--- START ---

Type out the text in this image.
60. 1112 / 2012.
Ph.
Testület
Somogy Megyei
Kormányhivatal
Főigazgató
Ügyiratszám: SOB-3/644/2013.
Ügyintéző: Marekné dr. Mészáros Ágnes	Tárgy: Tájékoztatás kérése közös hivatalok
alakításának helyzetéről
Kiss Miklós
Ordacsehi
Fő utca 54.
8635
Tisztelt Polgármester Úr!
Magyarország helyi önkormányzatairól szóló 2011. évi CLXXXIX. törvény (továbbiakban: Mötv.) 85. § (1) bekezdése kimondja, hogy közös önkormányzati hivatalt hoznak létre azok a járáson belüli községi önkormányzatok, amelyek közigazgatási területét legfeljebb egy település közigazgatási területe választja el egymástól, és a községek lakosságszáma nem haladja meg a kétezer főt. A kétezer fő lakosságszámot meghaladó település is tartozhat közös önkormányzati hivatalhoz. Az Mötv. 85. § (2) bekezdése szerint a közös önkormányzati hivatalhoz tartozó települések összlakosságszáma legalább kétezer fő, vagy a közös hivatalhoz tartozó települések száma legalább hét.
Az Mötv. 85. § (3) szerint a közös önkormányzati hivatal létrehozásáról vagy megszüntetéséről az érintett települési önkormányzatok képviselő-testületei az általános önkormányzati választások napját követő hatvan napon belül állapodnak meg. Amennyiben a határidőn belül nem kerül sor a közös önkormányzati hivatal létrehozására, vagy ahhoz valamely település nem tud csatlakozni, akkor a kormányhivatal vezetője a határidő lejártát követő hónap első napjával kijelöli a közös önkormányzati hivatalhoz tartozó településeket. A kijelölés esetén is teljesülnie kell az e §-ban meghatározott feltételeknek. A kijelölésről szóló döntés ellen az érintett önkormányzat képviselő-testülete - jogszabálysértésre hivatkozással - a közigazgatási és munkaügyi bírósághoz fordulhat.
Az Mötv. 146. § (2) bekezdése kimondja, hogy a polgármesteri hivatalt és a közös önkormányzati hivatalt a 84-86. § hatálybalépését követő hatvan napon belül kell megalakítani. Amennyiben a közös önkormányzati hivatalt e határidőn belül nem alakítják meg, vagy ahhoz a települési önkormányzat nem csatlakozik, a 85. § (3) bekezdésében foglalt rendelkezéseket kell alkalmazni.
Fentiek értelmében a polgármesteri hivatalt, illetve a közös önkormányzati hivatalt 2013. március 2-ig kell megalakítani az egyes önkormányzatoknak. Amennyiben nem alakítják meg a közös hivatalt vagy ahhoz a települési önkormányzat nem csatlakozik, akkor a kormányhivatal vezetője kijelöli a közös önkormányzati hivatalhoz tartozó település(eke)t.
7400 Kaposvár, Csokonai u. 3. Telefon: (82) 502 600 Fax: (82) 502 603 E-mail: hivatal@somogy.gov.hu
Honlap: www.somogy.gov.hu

--- END ---

*WHAT TO WORK ON*: Search the data above for lines holding "önkormányzati" and copy each of them.

*SOLUTION*:
Magyarország helyi önkormányzatairól szóló 2011. évi CLXXXIX. törvény (továbbiakban: Mötv.) 85. § (1) bekezdése kimondja, hogy közös önkormányzati hivatalt hoznak létre azok a járáson belüli községi önkormányzatok, amelyek közigazgatási területét legfeljebb egy település közigazgatási területe választja el egymástól, és a községek lakosságszáma nem haladja meg a kétezer főt. A kétezer fő lakosságszámot meghaladó település is tartozhat közös önkormányzati hivatalhoz. Az Mötv. 85. § (2) bekezdése szerint a közös önkormányzati hivatalhoz tartozó települések összlakosságszáma legalább kétezer fő, vagy a közös hivatalhoz tartozó települések száma legalább hét.
Az Mötv. 85. § (3) szerint a közös önkormányzati hivatal létrehozásáról vagy megszüntetéséről az érintett települési önkormányzatok képviselő-testületei az általános önkormányzati választások napját követő hatvan napon belül állapodnak meg. Amennyiben a határidőn belül nem kerül sor a közös önkormányzati hivatal létrehozására, vagy ahhoz valamely település nem tud csatlakozni, akkor a kormányhivatal vezetője a határidő lejártát követő hónap első napjával kijelöli a közös önkormányzati hivatalhoz tartozó településeket. A kijelölés esetén is teljesülnie kell az e §-ban meghatározott feltételeknek. A kijelölésről szóló döntés ellen az érintett önkormányzat képviselő-testülete - jogszabálysértésre hivatkozással - a közigazgatási és munkaügyi bírósághoz fordulhat.
Az Mötv. 146. § (2) bekezdése kimondja, hogy a polgármesteri hivatalt és a közös önkormányzati hivatalt a 84-86. § hatálybalépését követő hatvan napon belül kell megalakítani. Amennyiben a közös önkormányzati hivatalt e határidőn belül nem alakítják meg, vagy ahhoz a települési önkormányzat nem csatlakozik, a 85. § (3) bekezdésében foglalt rendelkezéseket kell alkalmazni.
Fentiek értelmében a polgármesteri hivatalt, illetve a közös önkormányzati hivatalt 2013. március 2-ig kell megalakítani az egyes önkormányzatoknak. Amennyiben nem alakítják meg a közös hivatalt vagy ahhoz a települési önkormányzat nem csatlakozik, akkor a kormányhivatal vezetője kijelöli a közös önkormányzati hivatalhoz tartozó település(eke)t.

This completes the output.